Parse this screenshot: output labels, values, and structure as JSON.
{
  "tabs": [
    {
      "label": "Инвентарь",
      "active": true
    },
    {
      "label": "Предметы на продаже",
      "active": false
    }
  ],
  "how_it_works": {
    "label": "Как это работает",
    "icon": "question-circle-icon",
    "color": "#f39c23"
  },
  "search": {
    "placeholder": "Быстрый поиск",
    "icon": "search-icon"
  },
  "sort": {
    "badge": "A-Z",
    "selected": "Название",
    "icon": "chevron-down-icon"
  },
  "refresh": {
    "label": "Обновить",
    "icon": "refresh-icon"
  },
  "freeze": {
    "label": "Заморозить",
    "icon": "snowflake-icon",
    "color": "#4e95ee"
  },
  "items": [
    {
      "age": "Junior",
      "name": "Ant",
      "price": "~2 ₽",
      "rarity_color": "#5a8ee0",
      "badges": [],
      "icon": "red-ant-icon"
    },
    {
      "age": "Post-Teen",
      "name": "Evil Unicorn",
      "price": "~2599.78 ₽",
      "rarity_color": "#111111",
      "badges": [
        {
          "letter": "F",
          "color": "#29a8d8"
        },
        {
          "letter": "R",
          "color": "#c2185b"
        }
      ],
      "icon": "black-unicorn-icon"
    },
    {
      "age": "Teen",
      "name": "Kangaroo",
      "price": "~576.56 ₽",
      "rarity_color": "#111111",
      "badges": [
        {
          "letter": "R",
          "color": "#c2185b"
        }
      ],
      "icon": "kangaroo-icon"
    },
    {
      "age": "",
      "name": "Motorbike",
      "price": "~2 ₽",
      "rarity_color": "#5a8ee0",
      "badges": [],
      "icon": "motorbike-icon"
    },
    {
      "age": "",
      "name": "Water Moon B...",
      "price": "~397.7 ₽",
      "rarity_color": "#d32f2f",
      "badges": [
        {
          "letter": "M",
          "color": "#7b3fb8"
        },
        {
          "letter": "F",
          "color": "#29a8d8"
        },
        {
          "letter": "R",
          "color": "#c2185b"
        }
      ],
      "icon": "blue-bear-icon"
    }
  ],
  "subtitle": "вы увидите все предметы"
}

* * *

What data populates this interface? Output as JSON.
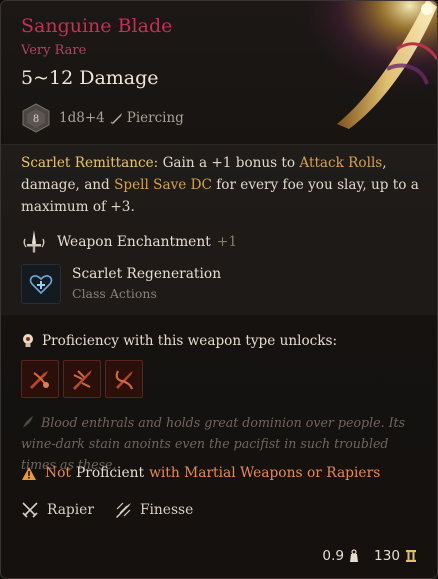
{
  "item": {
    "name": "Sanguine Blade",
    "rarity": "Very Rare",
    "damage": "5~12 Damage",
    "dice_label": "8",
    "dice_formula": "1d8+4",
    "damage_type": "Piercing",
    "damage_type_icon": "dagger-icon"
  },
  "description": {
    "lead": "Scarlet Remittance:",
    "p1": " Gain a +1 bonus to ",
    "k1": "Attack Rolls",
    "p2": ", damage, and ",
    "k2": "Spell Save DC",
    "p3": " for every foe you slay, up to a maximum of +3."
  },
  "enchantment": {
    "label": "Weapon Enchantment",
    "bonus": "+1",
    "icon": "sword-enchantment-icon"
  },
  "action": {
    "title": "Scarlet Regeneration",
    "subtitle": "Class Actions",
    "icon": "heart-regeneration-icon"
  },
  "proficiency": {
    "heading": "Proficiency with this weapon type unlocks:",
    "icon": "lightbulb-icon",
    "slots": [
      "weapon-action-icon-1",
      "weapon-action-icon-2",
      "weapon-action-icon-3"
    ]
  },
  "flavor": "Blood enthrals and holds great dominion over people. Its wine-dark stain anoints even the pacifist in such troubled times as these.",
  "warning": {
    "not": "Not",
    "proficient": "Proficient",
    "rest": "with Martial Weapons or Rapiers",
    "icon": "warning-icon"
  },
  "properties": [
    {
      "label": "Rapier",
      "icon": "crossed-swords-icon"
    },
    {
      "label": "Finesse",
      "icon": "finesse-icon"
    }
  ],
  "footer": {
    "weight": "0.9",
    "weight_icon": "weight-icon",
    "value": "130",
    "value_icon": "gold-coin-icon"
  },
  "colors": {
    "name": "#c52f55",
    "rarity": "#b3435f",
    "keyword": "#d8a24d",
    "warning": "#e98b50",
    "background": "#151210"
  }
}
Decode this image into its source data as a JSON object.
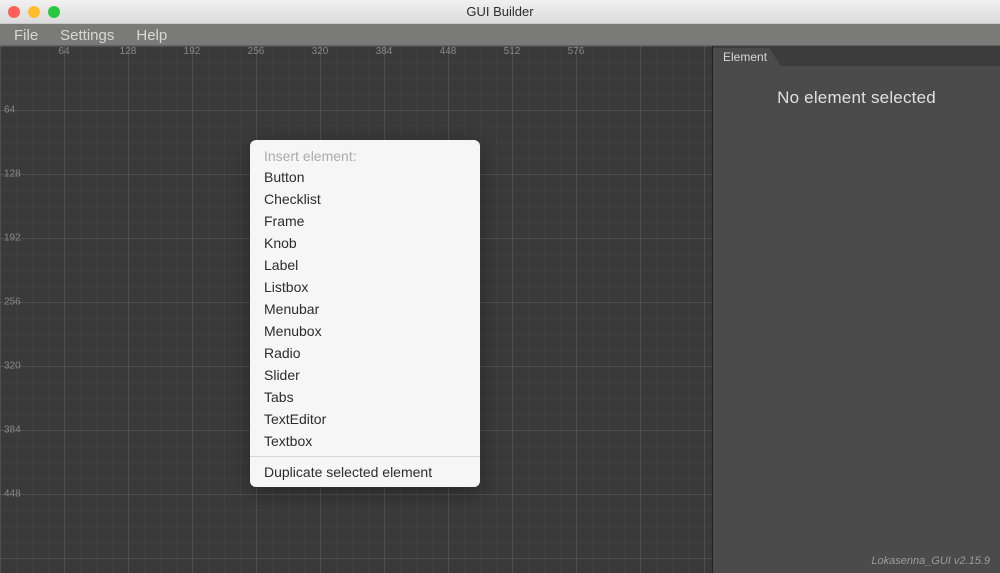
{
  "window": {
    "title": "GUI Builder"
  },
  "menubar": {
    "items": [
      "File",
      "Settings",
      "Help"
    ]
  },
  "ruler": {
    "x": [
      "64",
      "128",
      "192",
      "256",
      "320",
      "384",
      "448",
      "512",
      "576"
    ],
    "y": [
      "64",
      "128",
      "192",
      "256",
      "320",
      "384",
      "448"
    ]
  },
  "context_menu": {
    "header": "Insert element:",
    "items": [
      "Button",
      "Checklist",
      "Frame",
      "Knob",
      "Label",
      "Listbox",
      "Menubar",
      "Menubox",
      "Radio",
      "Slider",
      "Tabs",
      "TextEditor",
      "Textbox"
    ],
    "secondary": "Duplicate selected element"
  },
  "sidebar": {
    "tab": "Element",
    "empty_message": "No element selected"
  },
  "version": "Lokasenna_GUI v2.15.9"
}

• _YOUR OBJECTIVE_: From the records above, pull out every line containing the word "data".

• _CORRECT OUTPUT_:
What data populates this interface? Output as JSON.
Decode this image into its source data as a JSON object.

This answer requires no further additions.